• _REQUEST_:
Write out the records again, exactly, leaving none out.

• _SUPPLIED ENTRIES_:
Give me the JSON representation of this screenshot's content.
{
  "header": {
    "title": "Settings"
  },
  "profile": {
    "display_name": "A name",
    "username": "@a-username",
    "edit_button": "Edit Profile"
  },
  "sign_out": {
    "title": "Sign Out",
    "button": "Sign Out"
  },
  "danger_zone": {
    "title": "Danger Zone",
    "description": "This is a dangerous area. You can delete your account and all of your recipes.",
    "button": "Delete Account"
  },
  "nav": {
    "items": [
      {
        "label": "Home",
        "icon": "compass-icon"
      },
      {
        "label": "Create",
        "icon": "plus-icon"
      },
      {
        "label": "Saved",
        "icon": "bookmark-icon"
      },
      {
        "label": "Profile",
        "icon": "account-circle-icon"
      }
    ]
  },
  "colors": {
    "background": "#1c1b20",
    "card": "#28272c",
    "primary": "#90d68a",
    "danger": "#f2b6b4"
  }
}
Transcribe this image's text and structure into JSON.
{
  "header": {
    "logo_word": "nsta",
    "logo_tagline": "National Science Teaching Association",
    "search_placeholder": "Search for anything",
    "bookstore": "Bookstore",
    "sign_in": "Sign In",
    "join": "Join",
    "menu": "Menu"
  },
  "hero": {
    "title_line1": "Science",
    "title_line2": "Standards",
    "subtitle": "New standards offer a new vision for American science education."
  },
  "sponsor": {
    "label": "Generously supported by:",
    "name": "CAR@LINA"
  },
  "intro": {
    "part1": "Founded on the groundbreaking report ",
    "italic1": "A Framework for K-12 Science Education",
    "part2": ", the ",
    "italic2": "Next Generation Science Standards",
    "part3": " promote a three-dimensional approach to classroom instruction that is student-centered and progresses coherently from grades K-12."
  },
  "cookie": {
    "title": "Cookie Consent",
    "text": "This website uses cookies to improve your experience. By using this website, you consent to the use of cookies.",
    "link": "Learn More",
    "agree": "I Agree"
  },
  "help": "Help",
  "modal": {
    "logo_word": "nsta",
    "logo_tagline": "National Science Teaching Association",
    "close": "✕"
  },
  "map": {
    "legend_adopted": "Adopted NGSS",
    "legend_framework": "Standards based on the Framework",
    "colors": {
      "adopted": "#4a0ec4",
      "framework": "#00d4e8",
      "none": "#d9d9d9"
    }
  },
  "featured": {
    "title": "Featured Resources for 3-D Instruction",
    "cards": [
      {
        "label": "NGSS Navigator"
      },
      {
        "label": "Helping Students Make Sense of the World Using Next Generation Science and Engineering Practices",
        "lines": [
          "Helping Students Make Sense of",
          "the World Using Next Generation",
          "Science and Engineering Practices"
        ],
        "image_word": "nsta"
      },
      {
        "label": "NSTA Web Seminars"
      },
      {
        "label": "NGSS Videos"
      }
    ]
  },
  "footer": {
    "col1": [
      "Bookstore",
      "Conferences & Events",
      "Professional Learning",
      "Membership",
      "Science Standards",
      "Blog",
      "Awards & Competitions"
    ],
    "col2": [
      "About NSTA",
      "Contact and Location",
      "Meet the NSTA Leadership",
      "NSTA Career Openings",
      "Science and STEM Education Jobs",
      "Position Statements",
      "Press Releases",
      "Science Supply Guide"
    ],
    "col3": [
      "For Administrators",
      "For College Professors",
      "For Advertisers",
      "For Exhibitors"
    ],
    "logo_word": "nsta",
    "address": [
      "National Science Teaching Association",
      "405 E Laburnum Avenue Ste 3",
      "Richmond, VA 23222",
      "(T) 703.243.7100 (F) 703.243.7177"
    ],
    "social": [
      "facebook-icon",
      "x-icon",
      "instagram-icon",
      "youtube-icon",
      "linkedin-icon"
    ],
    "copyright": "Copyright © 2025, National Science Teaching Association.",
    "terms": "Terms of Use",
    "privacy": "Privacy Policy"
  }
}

• _RESULT OF THE EXERCISE_:
Give me the JSON representation of this screenshot's content.
{
  "header": {
    "title": "Settings"
  },
  "profile": {
    "display_name": "A name",
    "username": "@a-username",
    "edit_button": "Edit Profile"
  },
  "sign_out": {
    "title": "Sign Out",
    "button": "Sign Out"
  },
  "danger_zone": {
    "title": "Danger Zone",
    "description": "This is a dangerous area. You can delete your account and all of your recipes.",
    "button": "Delete Account"
  },
  "nav": {
    "items": [
      {
        "label": "Home",
        "icon": "compass-icon"
      },
      {
        "label": "Create",
        "icon": "plus-icon"
      },
      {
        "label": "Saved",
        "icon": "bookmark-icon"
      },
      {
        "label": "Profile",
        "icon": "account-circle-icon"
      }
    ]
  },
  "colors": {
    "background": "#1c1b20",
    "card": "#28272c",
    "primary": "#90d68a",
    "danger": "#f2b6b4"
  }
}
Transcribe this image's text and structure into JSON.
{
  "header": {
    "logo_word": "nsta",
    "logo_tagline": "National Science Teaching Association",
    "search_placeholder": "Search for anything",
    "bookstore": "Bookstore",
    "sign_in": "Sign In",
    "join": "Join",
    "menu": "Menu"
  },
  "hero": {
    "title_line1": "Science",
    "title_line2": "Standards",
    "subtitle": "New standards offer a new vision for American science education."
  },
  "sponsor": {
    "label": "Generously supported by:",
    "name": "CAR@LINA"
  },
  "intro": {
    "part1": "Founded on the groundbreaking report ",
    "italic1": "A Framework for K-12 Science Education",
    "part2": ", the ",
    "italic2": "Next Generation Science Standards",
    "part3": " promote a three-dimensional approach to classroom instruction that is student-centered and progresses coherently from grades K-12."
  },
  "cookie": {
    "title": "Cookie Consent",
    "text": "This website uses cookies to improve your experience. By using this website, you consent to the use of cookies.",
    "link": "Learn More",
    "agree": "I Agree"
  },
  "help": "Help",
  "modal": {
    "logo_word": "nsta",
    "logo_tagline": "National Science Teaching Association",
    "close": "✕"
  },
  "map": {
    "legend_adopted": "Adopted NGSS",
    "legend_framework": "Standards based on the Framework",
    "colors": {
      "adopted": "#4a0ec4",
      "framework": "#00d4e8",
      "none": "#d9d9d9"
    }
  },
  "featured": {
    "title": "Featured Resources for 3-D Instruction",
    "cards": [
      {
        "label": "NGSS Navigator"
      },
      {
        "label": "Helping Students Make Sense of the World Using Next Generation Science and Engineering Practices",
        "lines": [
          "Helping Students Make Sense of",
          "the World Using Next Generation",
          "Science and Engineering Practices"
        ],
        "image_word": "nsta"
      },
      {
        "label": "NSTA Web Seminars"
      },
      {
        "label": "NGSS Videos"
      }
    ]
  },
  "footer": {
    "col1": [
      "Bookstore",
      "Conferences & Events",
      "Professional Learning",
      "Membership",
      "Science Standards",
      "Blog",
      "Awards & Competitions"
    ],
    "col2": [
      "About NSTA",
      "Contact and Location",
      "Meet the NSTA Leadership",
      "NSTA Career Openings",
      "Science and STEM Education Jobs",
      "Position Statements",
      "Press Releases",
      "Science Supply Guide"
    ],
    "col3": [
      "For Administrators",
      "For College Professors",
      "For Advertisers",
      "For Exhibitors"
    ],
    "logo_word": "nsta",
    "address": [
      "National Science Teaching Association",
      "405 E Laburnum Avenue Ste 3",
      "Richmond, VA 23222",
      "(T) 703.243.7100 (F) 703.243.7177"
    ],
    "social": [
      "facebook-icon",
      "x-icon",
      "instagram-icon",
      "youtube-icon",
      "linkedin-icon"
    ],
    "copyright": "Copyright © 2025, National Science Teaching Association.",
    "terms": "Terms of Use",
    "privacy": "Privacy Policy"
  }
}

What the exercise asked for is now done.